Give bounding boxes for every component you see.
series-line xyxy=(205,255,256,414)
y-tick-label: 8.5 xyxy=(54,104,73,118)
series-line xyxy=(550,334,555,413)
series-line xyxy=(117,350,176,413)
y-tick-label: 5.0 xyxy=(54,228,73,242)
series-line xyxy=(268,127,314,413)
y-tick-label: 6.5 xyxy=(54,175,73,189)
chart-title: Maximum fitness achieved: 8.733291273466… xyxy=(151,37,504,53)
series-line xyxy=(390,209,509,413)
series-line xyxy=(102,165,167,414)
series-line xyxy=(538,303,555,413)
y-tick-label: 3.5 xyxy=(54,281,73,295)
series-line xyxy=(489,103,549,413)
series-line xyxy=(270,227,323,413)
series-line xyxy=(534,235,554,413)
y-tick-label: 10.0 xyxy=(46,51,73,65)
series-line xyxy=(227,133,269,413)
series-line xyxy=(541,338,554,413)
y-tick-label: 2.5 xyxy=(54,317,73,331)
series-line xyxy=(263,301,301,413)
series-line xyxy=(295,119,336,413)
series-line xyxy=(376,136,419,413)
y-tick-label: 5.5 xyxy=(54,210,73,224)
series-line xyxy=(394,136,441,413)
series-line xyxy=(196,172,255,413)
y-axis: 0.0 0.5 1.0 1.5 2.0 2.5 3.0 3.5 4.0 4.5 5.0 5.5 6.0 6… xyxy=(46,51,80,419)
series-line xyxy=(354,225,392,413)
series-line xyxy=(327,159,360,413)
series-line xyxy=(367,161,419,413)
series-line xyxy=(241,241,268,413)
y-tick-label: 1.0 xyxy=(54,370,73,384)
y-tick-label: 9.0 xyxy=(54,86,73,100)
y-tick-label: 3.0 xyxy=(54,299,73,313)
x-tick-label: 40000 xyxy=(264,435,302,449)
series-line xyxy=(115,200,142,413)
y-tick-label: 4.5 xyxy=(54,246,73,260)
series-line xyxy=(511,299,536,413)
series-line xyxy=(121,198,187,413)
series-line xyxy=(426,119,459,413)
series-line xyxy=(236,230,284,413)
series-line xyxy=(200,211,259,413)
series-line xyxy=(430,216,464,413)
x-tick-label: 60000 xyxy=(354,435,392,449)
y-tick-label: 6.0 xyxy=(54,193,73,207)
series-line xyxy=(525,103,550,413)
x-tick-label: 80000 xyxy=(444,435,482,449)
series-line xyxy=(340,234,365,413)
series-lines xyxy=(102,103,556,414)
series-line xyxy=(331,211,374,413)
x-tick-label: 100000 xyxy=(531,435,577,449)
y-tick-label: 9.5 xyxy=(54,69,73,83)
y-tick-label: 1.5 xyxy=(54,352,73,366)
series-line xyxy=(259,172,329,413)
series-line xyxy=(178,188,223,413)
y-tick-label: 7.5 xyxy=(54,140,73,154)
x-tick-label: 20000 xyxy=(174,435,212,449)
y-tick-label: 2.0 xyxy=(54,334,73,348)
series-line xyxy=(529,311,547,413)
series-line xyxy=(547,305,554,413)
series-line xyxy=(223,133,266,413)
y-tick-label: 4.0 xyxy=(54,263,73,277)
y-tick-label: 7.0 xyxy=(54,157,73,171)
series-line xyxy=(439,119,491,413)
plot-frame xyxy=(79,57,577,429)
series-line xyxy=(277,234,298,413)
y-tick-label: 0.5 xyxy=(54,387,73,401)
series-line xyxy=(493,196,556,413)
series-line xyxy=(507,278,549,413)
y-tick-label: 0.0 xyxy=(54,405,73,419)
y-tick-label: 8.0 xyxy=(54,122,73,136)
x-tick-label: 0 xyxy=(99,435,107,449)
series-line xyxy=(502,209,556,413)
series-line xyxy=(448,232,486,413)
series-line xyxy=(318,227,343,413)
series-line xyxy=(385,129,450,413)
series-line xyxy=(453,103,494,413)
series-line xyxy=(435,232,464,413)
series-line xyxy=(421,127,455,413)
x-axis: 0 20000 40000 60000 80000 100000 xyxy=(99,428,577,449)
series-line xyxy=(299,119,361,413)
*****
Lay out every line of the entries above as a Markdown table with two columns, Row and Text. Number the lines in order and skip any blank ones.

| Row | Text |
|---|---|
| 1 | Give bounding boxes for every component you see. |
| 2 | series-line xyxy=(205,255,256,414) |
| 3 | y-tick-label: 8.5 xyxy=(54,104,73,118) |
| 4 | series-line xyxy=(550,334,555,413) |
| 5 | series-line xyxy=(117,350,176,413) |
| 6 | y-tick-label: 5.0 xyxy=(54,228,73,242) |
| 7 | series-line xyxy=(268,127,314,413) |
| 8 | y-tick-label: 6.5 xyxy=(54,175,73,189) |
| 9 | chart-title: Maximum fitness achieved: 8.733291273466… xyxy=(151,37,504,53) |
| 10 | series-line xyxy=(390,209,509,413) |
| 11 | series-line xyxy=(102,165,167,414) |
| 12 | series-line xyxy=(538,303,555,413) |
| 13 | y-tick-label: 3.5 xyxy=(54,281,73,295) |
| 14 | series-line xyxy=(489,103,549,413) |
| 15 | series-line xyxy=(270,227,323,413) |
| 16 | series-line xyxy=(534,235,554,413) |
| 17 | y-tick-label: 10.0 xyxy=(46,51,73,65) |
| 18 | series-line xyxy=(227,133,269,413) |
| 19 | series-line xyxy=(541,338,554,413) |
| 20 | y-tick-label: 2.5 xyxy=(54,317,73,331) |
| 21 | series-line xyxy=(263,301,301,413) |
| 22 | series-line xyxy=(295,119,336,413) |
| 23 | series-line xyxy=(376,136,419,413) |
| 24 | y-tick-label: 5.5 xyxy=(54,210,73,224) |
| 25 | series-line xyxy=(394,136,441,413) |
| 26 | series-line xyxy=(196,172,255,413) |
| 27 | y-axis: 0.0 0.5 1.0 1.5 2.0 2.5 3.0 3.5 4.0 4.5 5.0 5.5 6.0 6… xyxy=(46,51,80,419) |
| 28 | series-line xyxy=(354,225,392,413) |
| 29 | series-line xyxy=(327,159,360,413) |
| 30 | series-line xyxy=(367,161,419,413) |
| 31 | series-line xyxy=(241,241,268,413) |
| 32 | y-tick-label: 1.0 xyxy=(54,370,73,384) |
| 33 | y-tick-label: 9.0 xyxy=(54,86,73,100) |
| 34 | y-tick-label: 3.0 xyxy=(54,299,73,313) |
| 35 | x-tick-label: 40000 xyxy=(264,435,302,449) |
| 36 | series-line xyxy=(115,200,142,413) |
| 37 | y-tick-label: 4.5 xyxy=(54,246,73,260) |
| 38 | series-line xyxy=(511,299,536,413) |
| 39 | series-line xyxy=(121,198,187,413) |
| 40 | series-line xyxy=(426,119,459,413) |
| 41 | series-line xyxy=(236,230,284,413) |
| 42 | series-line xyxy=(200,211,259,413) |
| 43 | series-line xyxy=(430,216,464,413) |
| 44 | x-tick-label: 60000 xyxy=(354,435,392,449) |
| 45 | y-tick-label: 6.0 xyxy=(54,193,73,207) |
| 46 | series-line xyxy=(525,103,550,413) |
| 47 | x-tick-label: 80000 xyxy=(444,435,482,449) |
| 48 | series-line xyxy=(340,234,365,413) |
| 49 | series-lines xyxy=(102,103,556,414) |
| 50 | series-line xyxy=(331,211,374,413) |
| 51 | x-tick-label: 100000 xyxy=(531,435,577,449) |
| 52 | y-tick-label: 9.5 xyxy=(54,69,73,83) |
| 53 | y-tick-label: 1.5 xyxy=(54,352,73,366) |
| 54 | series-line xyxy=(259,172,329,413) |
| 55 | series-line xyxy=(178,188,223,413) |
| 56 | y-tick-label: 7.5 xyxy=(54,140,73,154) |
| 57 | x-tick-label: 20000 xyxy=(174,435,212,449) |
| 58 | y-tick-label: 2.0 xyxy=(54,334,73,348) |
| 59 | series-line xyxy=(529,311,547,413) |
| 60 | series-line xyxy=(547,305,554,413) |
| 61 | series-line xyxy=(223,133,266,413) |
| 62 | y-tick-label: 4.0 xyxy=(54,263,73,277) |
| 63 | y-tick-label: 7.0 xyxy=(54,157,73,171) |
| 64 | series-line xyxy=(439,119,491,413) |
| 65 | plot-frame xyxy=(79,57,577,429) |
| 66 | series-line xyxy=(277,234,298,413) |
| 67 | y-tick-label: 0.5 xyxy=(54,387,73,401) |
| 68 | series-line xyxy=(493,196,556,413) |
| 69 | series-line xyxy=(507,278,549,413) |
| 70 | y-tick-label: 0.0 xyxy=(54,405,73,419) |
| 71 | y-tick-label: 8.0 xyxy=(54,122,73,136) |
| 72 | x-tick-label: 0 xyxy=(99,435,107,449) |
| 73 | series-line xyxy=(502,209,556,413) |
| 74 | series-line xyxy=(448,232,486,413) |
| 75 | series-line xyxy=(318,227,343,413) |
| 76 | series-line xyxy=(385,129,450,413) |
| 77 | series-line xyxy=(453,103,494,413) |
| 78 | series-line xyxy=(435,232,464,413) |
| 79 | series-line xyxy=(421,127,455,413) |
| 80 | x-axis: 0 20000 40000 60000 80000 100000 xyxy=(99,428,577,449) |
| 81 | series-line xyxy=(299,119,361,413) |